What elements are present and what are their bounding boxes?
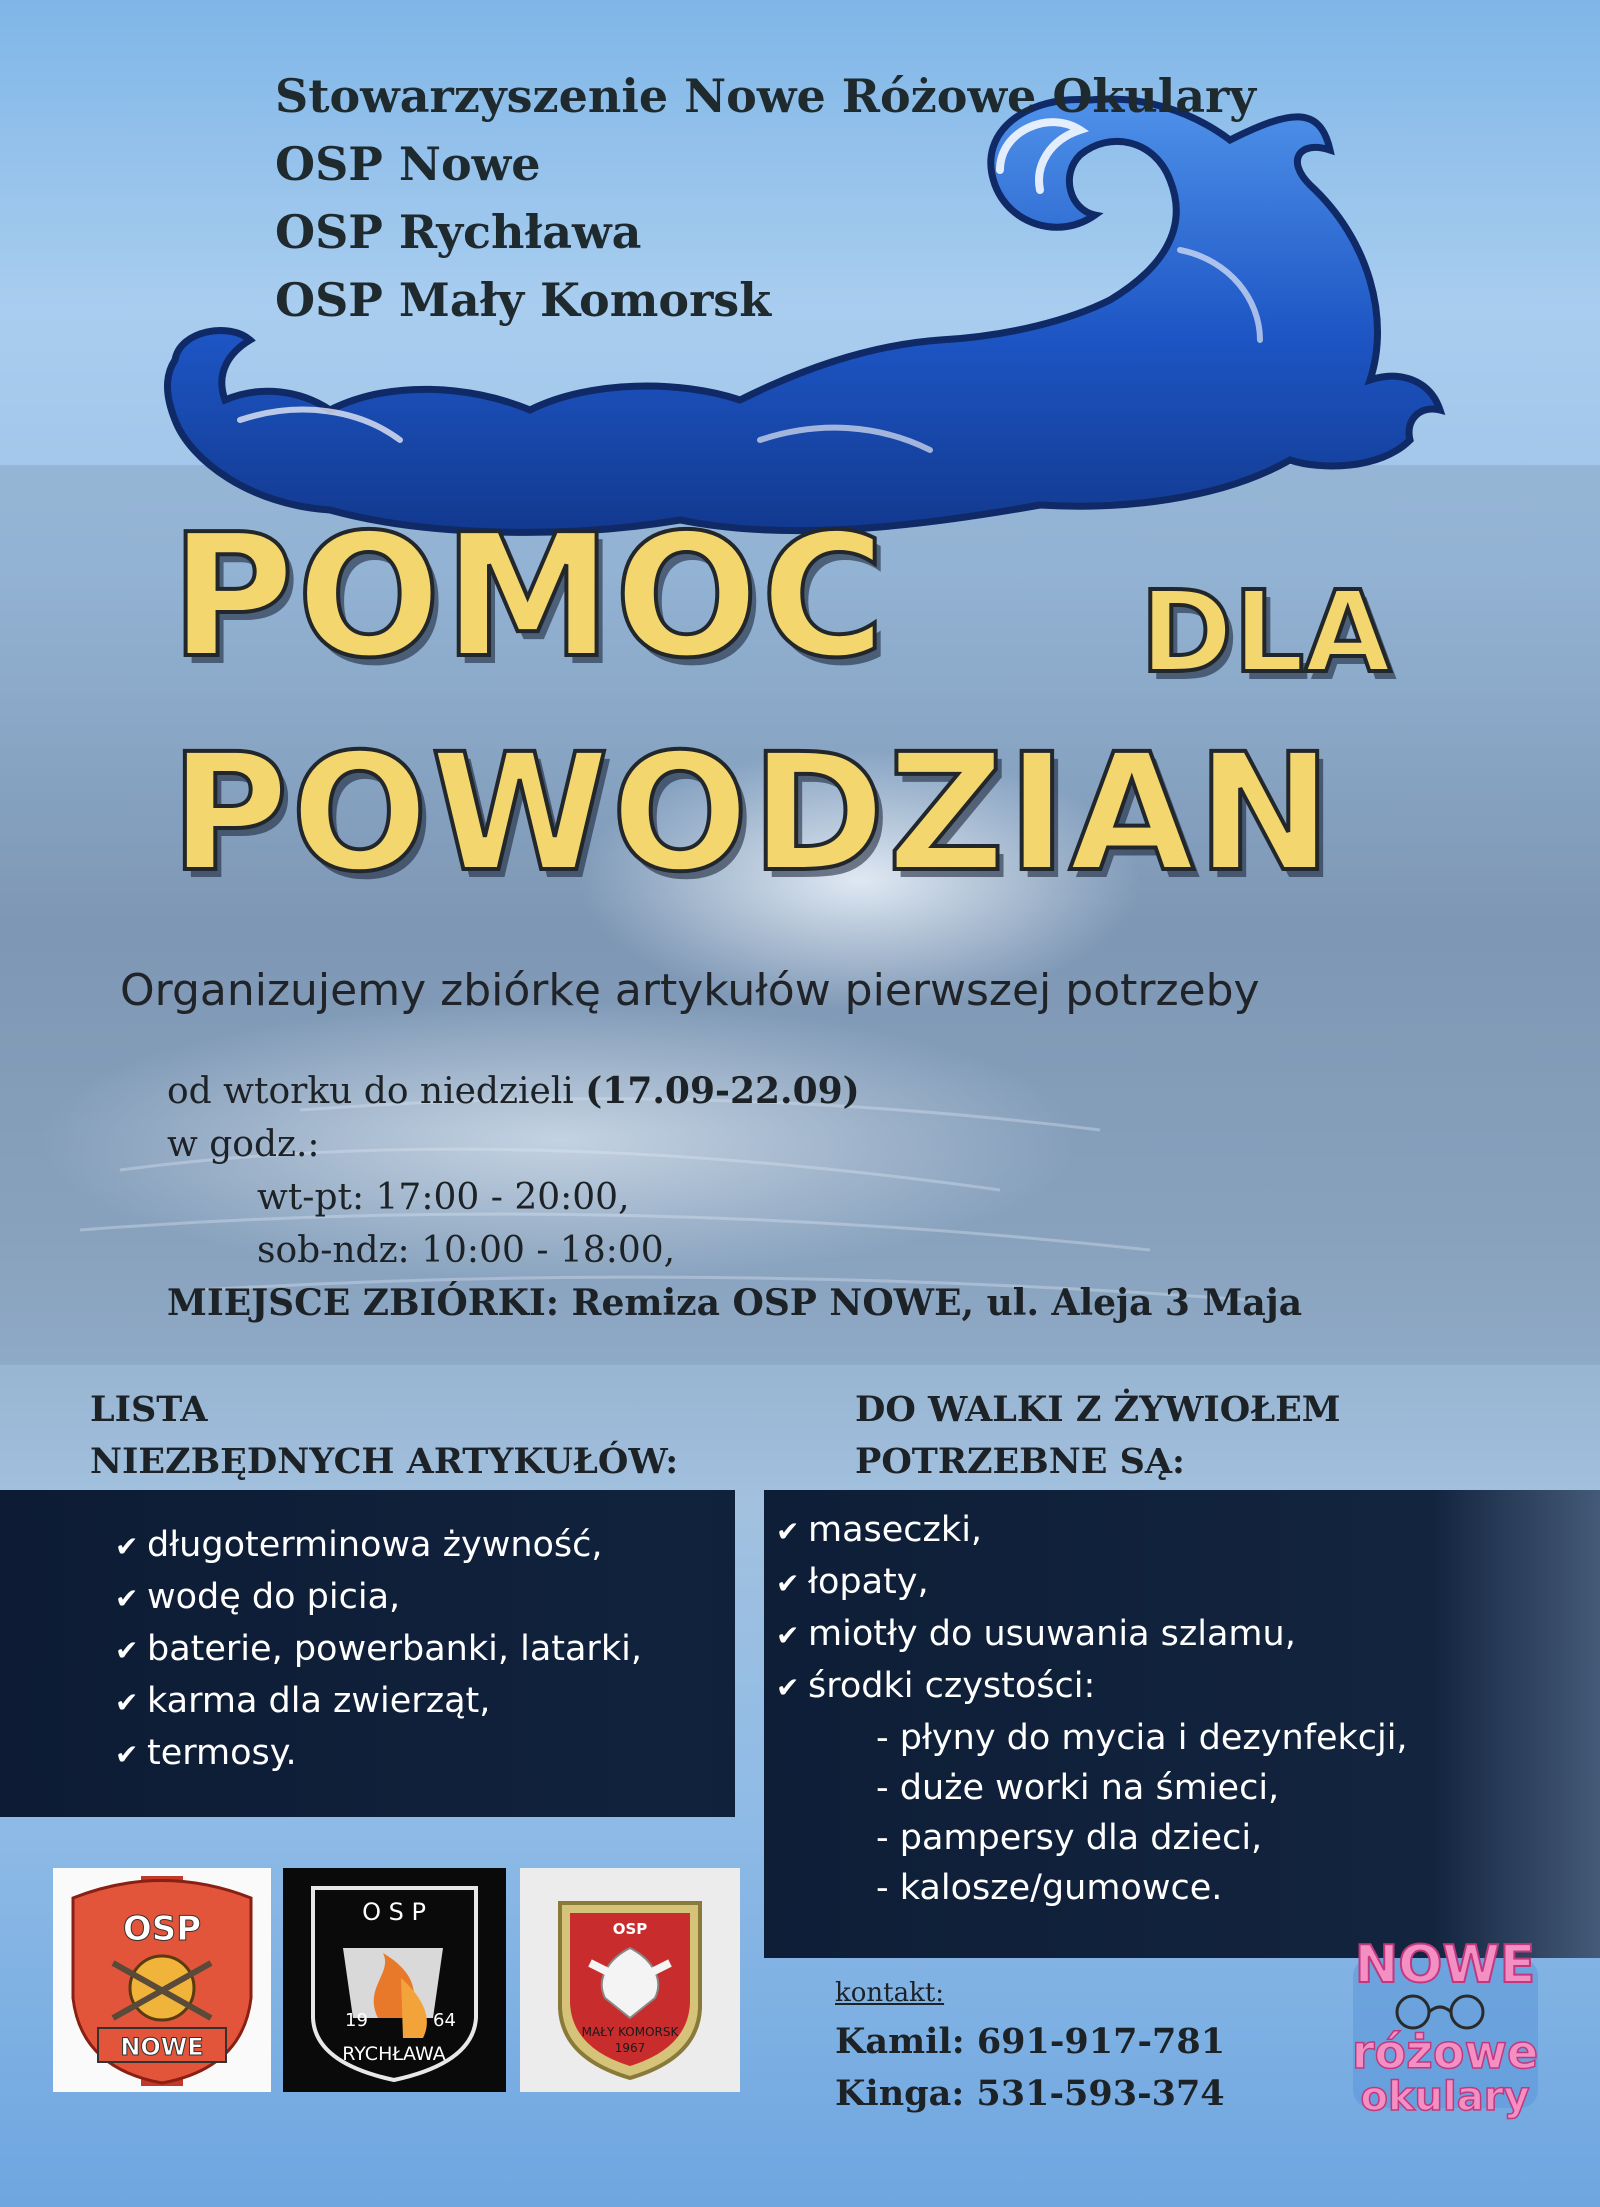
check-icon: ✔ [115,1582,139,1615]
osp-nowe-badge [53,1868,271,2092]
list-item [115,1520,642,1572]
contact-kinga: Kinga: 531-593-374 [835,2073,1225,2114]
list-subitem: - pampersy dla dzieci, [876,1818,1263,1858]
check-icon: ✔ [776,1515,800,1548]
list-item [115,1624,642,1676]
schedule-days: od wtorku do niedzieli [167,1071,586,1112]
organizer-name: OSP Nowe [275,137,541,191]
osp-rychlawa-badge [283,1868,506,2092]
list-item [776,1505,1408,1557]
schedule [167,1065,1302,1330]
contact-label: kontakt: [835,1978,945,2008]
title-pomoc: POMOC [170,498,888,696]
schedule-dates: (17.09-22.09) [585,1070,860,1112]
check-icon: ✔ [776,1567,800,1600]
left-heading-line: NIEZBĘDNYCH ARTYKUŁÓW: [90,1441,679,1482]
list-item [776,1557,1408,1609]
list-item [115,1728,642,1780]
contact-block [835,1978,1225,2120]
left-heading-line: LISTA [90,1389,208,1430]
schedule-weekday-hours: wt-pt: 17:00 - 20:00, [257,1177,630,1218]
list-item [115,1572,642,1624]
list-subitem: - duże worki na śmieci, [876,1768,1280,1808]
list-item [115,1676,642,1728]
right-list-heading [855,1384,1341,1488]
check-icon: ✔ [115,1686,139,1719]
organizer-name: Stowarzyszenie Nowe Różowe Okulary [275,69,1256,123]
schedule-weekend-hours: sob-ndz: 10:00 - 18:00, [257,1230,676,1271]
badge-year-right: 64 [433,2010,456,2031]
right-heading-line: DO WALKI Z ŻYWIOŁEM [855,1389,1341,1430]
organizer-name: OSP Mały Komorsk [275,273,772,327]
badge-bottom-text: MAŁY KOMORSK [581,2025,679,2039]
contact-kamil: Kamil: 691-917-781 [835,2021,1226,2062]
badge-top-text: OSP [122,1909,202,1949]
badge-year: 1967 [614,2041,646,2055]
list-item-text: wodę do picia, [147,1577,401,1617]
check-icon: ✔ [776,1671,800,1704]
list-item [776,1661,1408,1713]
organizers-list [275,62,1256,334]
right-heading-line: POTRZEBNE SĄ: [855,1441,1185,1482]
title-powodzian: POWODZIAN [170,720,1335,908]
badge-top-text: O S P [362,1898,426,1926]
logo-word-nowe: NOWE [1354,1935,1536,1995]
list-item-text: środki czystości: [808,1666,1096,1706]
list-subitem: - płyny do mycia i dezynfekcji, [876,1718,1408,1758]
list-item-text: maseczki, [808,1510,983,1550]
check-icon: ✔ [115,1530,139,1563]
subtitle: Organizujemy zbiórkę artykułów pierwszej potrzeby [120,965,1260,1016]
badge-bottom-text: NOWE [120,2033,204,2061]
left-list-heading [90,1384,678,1488]
check-icon: ✔ [115,1738,139,1771]
organizer-name: OSP Rychława [275,205,642,259]
list-item-text: miotły do usuwania szlamu, [808,1614,1296,1654]
list-item-text: baterie, powerbanki, latarki, [147,1629,642,1669]
check-icon: ✔ [115,1634,139,1667]
check-icon: ✔ [776,1619,800,1652]
list-item-text: karma dla zwierząt, [147,1681,491,1721]
cleanup-items-list [776,1505,1408,1913]
badge-bottom-text: RYCHŁAWA [342,2043,446,2065]
schedule-days-line [167,1065,1302,1118]
essential-items-list [115,1520,642,1780]
list-item-text: łopaty, [808,1562,929,1602]
schedule-hours-label: w godz.: [167,1124,320,1165]
collection-place: MIEJSCE ZBIÓRKI: Remiza OSP NOWE, ul. Aleja 3 Maja [167,1282,1303,1324]
badge-top-text: OSP [612,1920,648,1938]
logo-word-okulary: okulary [1360,2074,1530,2120]
title-dla: DLA [1140,568,1392,698]
list-subitem: - kalosze/gumowce. [876,1868,1223,1908]
logo-word-rozowe: różowe [1351,2025,1539,2079]
list-item-text: termosy. [147,1733,297,1773]
osp-maly-komorsk-badge [520,1868,740,2092]
list-item-text: długoterminowa żywność, [147,1525,603,1565]
list-item [776,1609,1408,1661]
badge-year-left: 19 [345,2010,368,2031]
nowe-rozowe-okulary-logo [1325,1920,1555,2120]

------------------------------------------------------------------------

Rewrite the listing above with every "check-icon" changed to "tick-icon" and everything else left as it is. Don't include the picture in your answer.

Solution below:
What elements are present and what are their bounding boxes?
tick-icon: ✔ [115,1582,139,1615]
osp-nowe-badge [53,1868,271,2092]
list-item [115,1520,642,1572]
contact-kinga: Kinga: 531-593-374 [835,2073,1225,2114]
list-subitem: - pampersy dla dzieci, [876,1818,1263,1858]
tick-icon: ✔ [776,1515,800,1548]
list-item [115,1624,642,1676]
schedule-days: od wtorku do niedzieli [167,1071,586,1112]
organizer-name: OSP Nowe [275,137,541,191]
osp-rychlawa-badge [283,1868,506,2092]
list-item [776,1505,1408,1557]
schedule [167,1065,1302,1330]
contact-label: kontakt: [835,1978,945,2008]
title-pomoc: POMOC [170,498,888,696]
schedule-dates: (17.09-22.09) [585,1070,860,1112]
tick-icon: ✔ [776,1567,800,1600]
left-heading-line: NIEZBĘDNYCH ARTYKUŁÓW: [90,1441,679,1482]
list-item [776,1557,1408,1609]
list-item [115,1728,642,1780]
contact-block [835,1978,1225,2120]
left-heading-line: LISTA [90,1389,208,1430]
schedule-weekday-hours: wt-pt: 17:00 - 20:00, [257,1177,630,1218]
list-item [115,1572,642,1624]
list-subitem: - duże worki na śmieci, [876,1768,1280,1808]
list-item [115,1676,642,1728]
right-list-heading [855,1384,1341,1488]
tick-icon: ✔ [115,1686,139,1719]
organizer-name: Stowarzyszenie Nowe Różowe Okulary [275,69,1256,123]
schedule-weekend-hours: sob-ndz: 10:00 - 18:00, [257,1230,676,1271]
badge-year-right: 64 [433,2010,456,2031]
right-heading-line: DO WALKI Z ŻYWIOŁEM [855,1389,1341,1430]
organizer-name: OSP Mały Komorsk [275,273,772,327]
badge-bottom-text: MAŁY KOMORSK [581,2025,679,2039]
contact-kamil: Kamil: 691-917-781 [835,2021,1226,2062]
badge-top-text: OSP [122,1909,202,1949]
badge-year: 1967 [614,2041,646,2055]
list-item-text: wodę do picia, [147,1577,401,1617]
tick-icon: ✔ [776,1671,800,1704]
list-item [776,1661,1408,1713]
organizers-list [275,62,1256,334]
right-heading-line: POTRZEBNE SĄ: [855,1441,1185,1482]
title-powodzian: POWODZIAN [170,720,1335,908]
badge-top-text: O S P [362,1898,426,1926]
logo-word-nowe: NOWE [1354,1935,1536,1995]
list-item-text: środki czystości: [808,1666,1096,1706]
list-subitem: - płyny do mycia i dezynfekcji, [876,1718,1408,1758]
list-item-text: maseczki, [808,1510,983,1550]
tick-icon: ✔ [115,1530,139,1563]
subtitle: Organizujemy zbiórkę artykułów pierwszej potrzeby [120,965,1260,1016]
badge-bottom-text: NOWE [120,2033,204,2061]
left-list-heading [90,1384,678,1488]
tick-icon: ✔ [115,1738,139,1771]
organizer-name: OSP Rychława [275,205,642,259]
list-item-text: miotły do usuwania szlamu, [808,1614,1296,1654]
list-item-text: baterie, powerbanki, latarki, [147,1629,642,1669]
tick-icon: ✔ [115,1634,139,1667]
tick-icon: ✔ [776,1619,800,1652]
list-item-text: karma dla zwierząt, [147,1681,491,1721]
cleanup-items-list [776,1505,1408,1913]
badge-bottom-text: RYCHŁAWA [342,2043,446,2065]
schedule-days-line [167,1065,1302,1118]
essential-items-list [115,1520,642,1780]
list-item-text: łopaty, [808,1562,929,1602]
schedule-hours-label: w godz.: [167,1124,320,1165]
collection-place: MIEJSCE ZBIÓRKI: Remiza OSP NOWE, ul. Aleja 3 Maja [167,1282,1303,1324]
badge-top-text: OSP [612,1920,648,1938]
logo-word-okulary: okulary [1360,2074,1530,2120]
title-dla: DLA [1140,568,1392,698]
list-subitem: - kalosze/gumowce. [876,1868,1223,1908]
logo-word-rozowe: różowe [1351,2025,1539,2079]
list-item-text: termosy. [147,1733,297,1773]
osp-maly-komorsk-badge [520,1868,740,2092]
list-item-text: długoterminowa żywność, [147,1525,603,1565]
list-item [776,1609,1408,1661]
badge-year-left: 19 [345,2010,368,2031]
nowe-rozowe-okulary-logo [1325,1920,1555,2120]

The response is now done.